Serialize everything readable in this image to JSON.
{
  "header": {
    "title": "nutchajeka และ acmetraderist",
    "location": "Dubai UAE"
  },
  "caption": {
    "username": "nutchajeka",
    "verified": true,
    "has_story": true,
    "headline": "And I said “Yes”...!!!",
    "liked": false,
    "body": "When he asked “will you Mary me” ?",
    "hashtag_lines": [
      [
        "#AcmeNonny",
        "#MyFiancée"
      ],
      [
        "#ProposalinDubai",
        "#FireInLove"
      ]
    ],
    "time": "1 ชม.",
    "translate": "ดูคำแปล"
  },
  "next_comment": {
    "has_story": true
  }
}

### Problem requirements
Reproduce the material verbatim, line by line.

### Answer for the task
Serialize everything readable in this image to JSON.
{
  "header": {
    "title": "nutchajeka และ acmetraderist",
    "location": "Dubai UAE"
  },
  "caption": {
    "username": "nutchajeka",
    "verified": true,
    "has_story": true,
    "headline": "And I said “Yes”...!!!",
    "liked": false,
    "body": "When he asked “will you Mary me” ?",
    "hashtag_lines": [
      [
        "#AcmeNonny",
        "#MyFiancée"
      ],
      [
        "#ProposalinDubai",
        "#FireInLove"
      ]
    ],
    "time": "1 ชม.",
    "translate": "ดูคำแปล"
  },
  "next_comment": {
    "has_story": true
  }
}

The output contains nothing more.